◆ **Directive**: Reproduce the listing below in its entirety. Change nothing.

○ ○ ○

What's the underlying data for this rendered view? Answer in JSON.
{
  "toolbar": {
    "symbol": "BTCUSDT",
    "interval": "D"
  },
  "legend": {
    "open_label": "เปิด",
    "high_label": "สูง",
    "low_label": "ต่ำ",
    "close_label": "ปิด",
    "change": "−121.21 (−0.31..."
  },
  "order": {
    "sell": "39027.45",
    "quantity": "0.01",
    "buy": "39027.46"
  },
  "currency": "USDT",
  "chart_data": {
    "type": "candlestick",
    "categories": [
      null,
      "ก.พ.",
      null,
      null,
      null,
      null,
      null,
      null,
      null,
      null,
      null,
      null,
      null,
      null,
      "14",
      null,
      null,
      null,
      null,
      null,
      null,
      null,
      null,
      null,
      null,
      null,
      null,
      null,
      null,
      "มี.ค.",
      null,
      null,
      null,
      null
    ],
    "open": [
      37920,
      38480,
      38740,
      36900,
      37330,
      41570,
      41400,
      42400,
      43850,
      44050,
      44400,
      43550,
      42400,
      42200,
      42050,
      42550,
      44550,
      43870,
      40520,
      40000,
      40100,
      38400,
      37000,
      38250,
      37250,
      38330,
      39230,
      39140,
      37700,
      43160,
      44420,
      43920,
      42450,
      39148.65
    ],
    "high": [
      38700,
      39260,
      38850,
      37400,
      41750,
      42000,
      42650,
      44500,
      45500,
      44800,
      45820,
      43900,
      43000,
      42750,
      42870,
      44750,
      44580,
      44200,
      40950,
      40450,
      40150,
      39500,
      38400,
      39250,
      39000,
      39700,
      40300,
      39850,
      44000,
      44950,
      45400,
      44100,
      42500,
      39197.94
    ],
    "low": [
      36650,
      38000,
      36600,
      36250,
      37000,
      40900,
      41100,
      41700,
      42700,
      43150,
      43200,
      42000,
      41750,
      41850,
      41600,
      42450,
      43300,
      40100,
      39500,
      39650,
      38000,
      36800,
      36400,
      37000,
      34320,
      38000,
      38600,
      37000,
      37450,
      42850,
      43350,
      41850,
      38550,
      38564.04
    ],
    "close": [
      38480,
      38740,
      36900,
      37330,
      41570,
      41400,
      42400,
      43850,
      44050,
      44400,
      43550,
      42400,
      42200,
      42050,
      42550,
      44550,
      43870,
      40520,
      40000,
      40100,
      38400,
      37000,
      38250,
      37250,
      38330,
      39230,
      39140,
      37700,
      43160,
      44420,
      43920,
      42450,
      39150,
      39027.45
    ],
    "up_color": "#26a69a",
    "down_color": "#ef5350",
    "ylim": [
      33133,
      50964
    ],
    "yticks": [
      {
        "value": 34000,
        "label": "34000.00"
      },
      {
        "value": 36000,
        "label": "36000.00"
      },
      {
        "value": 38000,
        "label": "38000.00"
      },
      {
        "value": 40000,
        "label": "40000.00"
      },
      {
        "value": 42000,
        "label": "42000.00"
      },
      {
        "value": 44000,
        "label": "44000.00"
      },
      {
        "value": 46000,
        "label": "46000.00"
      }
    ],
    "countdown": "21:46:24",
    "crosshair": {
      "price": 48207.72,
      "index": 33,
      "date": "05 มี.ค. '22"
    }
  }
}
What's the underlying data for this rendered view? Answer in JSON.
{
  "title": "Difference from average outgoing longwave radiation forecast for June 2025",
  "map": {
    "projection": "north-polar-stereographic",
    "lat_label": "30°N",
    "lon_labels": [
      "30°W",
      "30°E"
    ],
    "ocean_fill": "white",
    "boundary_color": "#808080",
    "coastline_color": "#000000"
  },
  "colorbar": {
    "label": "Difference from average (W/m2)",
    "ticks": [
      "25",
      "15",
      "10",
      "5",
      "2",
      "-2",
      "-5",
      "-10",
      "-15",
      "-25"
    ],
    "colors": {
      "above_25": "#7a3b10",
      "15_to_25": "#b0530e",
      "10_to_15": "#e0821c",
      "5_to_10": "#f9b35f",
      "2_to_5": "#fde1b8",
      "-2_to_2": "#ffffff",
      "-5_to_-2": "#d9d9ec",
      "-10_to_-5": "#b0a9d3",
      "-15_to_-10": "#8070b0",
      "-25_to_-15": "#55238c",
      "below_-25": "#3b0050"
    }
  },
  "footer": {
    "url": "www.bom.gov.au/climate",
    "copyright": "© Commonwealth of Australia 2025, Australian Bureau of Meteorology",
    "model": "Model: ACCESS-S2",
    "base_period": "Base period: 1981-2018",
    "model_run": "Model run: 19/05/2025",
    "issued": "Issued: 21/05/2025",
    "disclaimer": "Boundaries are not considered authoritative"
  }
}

○ ○ ○

◆ **Finished answer**:
What's the underlying data for this rendered view? Answer in JSON.
{
  "toolbar": {
    "symbol": "BTCUSDT",
    "interval": "D"
  },
  "legend": {
    "open_label": "เปิด",
    "high_label": "สูง",
    "low_label": "ต่ำ",
    "close_label": "ปิด",
    "change": "−121.21 (−0.31..."
  },
  "order": {
    "sell": "39027.45",
    "quantity": "0.01",
    "buy": "39027.46"
  },
  "currency": "USDT",
  "chart_data": {
    "type": "candlestick",
    "categories": [
      null,
      "ก.พ.",
      null,
      null,
      null,
      null,
      null,
      null,
      null,
      null,
      null,
      null,
      null,
      null,
      "14",
      null,
      null,
      null,
      null,
      null,
      null,
      null,
      null,
      null,
      null,
      null,
      null,
      null,
      null,
      "มี.ค.",
      null,
      null,
      null,
      null
    ],
    "open": [
      37920,
      38480,
      38740,
      36900,
      37330,
      41570,
      41400,
      42400,
      43850,
      44050,
      44400,
      43550,
      42400,
      42200,
      42050,
      42550,
      44550,
      43870,
      40520,
      40000,
      40100,
      38400,
      37000,
      38250,
      37250,
      38330,
      39230,
      39140,
      37700,
      43160,
      44420,
      43920,
      42450,
      39148.65
    ],
    "high": [
      38700,
      39260,
      38850,
      37400,
      41750,
      42000,
      42650,
      44500,
      45500,
      44800,
      45820,
      43900,
      43000,
      42750,
      42870,
      44750,
      44580,
      44200,
      40950,
      40450,
      40150,
      39500,
      38400,
      39250,
      39000,
      39700,
      40300,
      39850,
      44000,
      44950,
      45400,
      44100,
      42500,
      39197.94
    ],
    "low": [
      36650,
      38000,
      36600,
      36250,
      37000,
      40900,
      41100,
      41700,
      42700,
      43150,
      43200,
      42000,
      41750,
      41850,
      41600,
      42450,
      43300,
      40100,
      39500,
      39650,
      38000,
      36800,
      36400,
      37000,
      34320,
      38000,
      38600,
      37000,
      37450,
      42850,
      43350,
      41850,
      38550,
      38564.04
    ],
    "close": [
      38480,
      38740,
      36900,
      37330,
      41570,
      41400,
      42400,
      43850,
      44050,
      44400,
      43550,
      42400,
      42200,
      42050,
      42550,
      44550,
      43870,
      40520,
      40000,
      40100,
      38400,
      37000,
      38250,
      37250,
      38330,
      39230,
      39140,
      37700,
      43160,
      44420,
      43920,
      42450,
      39150,
      39027.45
    ],
    "up_color": "#26a69a",
    "down_color": "#ef5350",
    "ylim": [
      33133,
      50964
    ],
    "yticks": [
      {
        "value": 34000,
        "label": "34000.00"
      },
      {
        "value": 36000,
        "label": "36000.00"
      },
      {
        "value": 38000,
        "label": "38000.00"
      },
      {
        "value": 40000,
        "label": "40000.00"
      },
      {
        "value": 42000,
        "label": "42000.00"
      },
      {
        "value": 44000,
        "label": "44000.00"
      },
      {
        "value": 46000,
        "label": "46000.00"
      }
    ],
    "countdown": "21:46:24",
    "crosshair": {
      "price": 48207.72,
      "index": 33,
      "date": "05 มี.ค. '22"
    }
  }
}
What's the underlying data for this rendered view? Answer in JSON.
{
  "title": "Difference from average outgoing longwave radiation forecast for June 2025",
  "map": {
    "projection": "north-polar-stereographic",
    "lat_label": "30°N",
    "lon_labels": [
      "30°W",
      "30°E"
    ],
    "ocean_fill": "white",
    "boundary_color": "#808080",
    "coastline_color": "#000000"
  },
  "colorbar": {
    "label": "Difference from average (W/m2)",
    "ticks": [
      "25",
      "15",
      "10",
      "5",
      "2",
      "-2",
      "-5",
      "-10",
      "-15",
      "-25"
    ],
    "colors": {
      "above_25": "#7a3b10",
      "15_to_25": "#b0530e",
      "10_to_15": "#e0821c",
      "5_to_10": "#f9b35f",
      "2_to_5": "#fde1b8",
      "-2_to_2": "#ffffff",
      "-5_to_-2": "#d9d9ec",
      "-10_to_-5": "#b0a9d3",
      "-15_to_-10": "#8070b0",
      "-25_to_-15": "#55238c",
      "below_-25": "#3b0050"
    }
  },
  "footer": {
    "url": "www.bom.gov.au/climate",
    "copyright": "© Commonwealth of Australia 2025, Australian Bureau of Meteorology",
    "model": "Model: ACCESS-S2",
    "base_period": "Base period: 1981-2018",
    "model_run": "Model run: 19/05/2025",
    "issued": "Issued: 21/05/2025",
    "disclaimer": "Boundaries are not considered authoritative"
  }
}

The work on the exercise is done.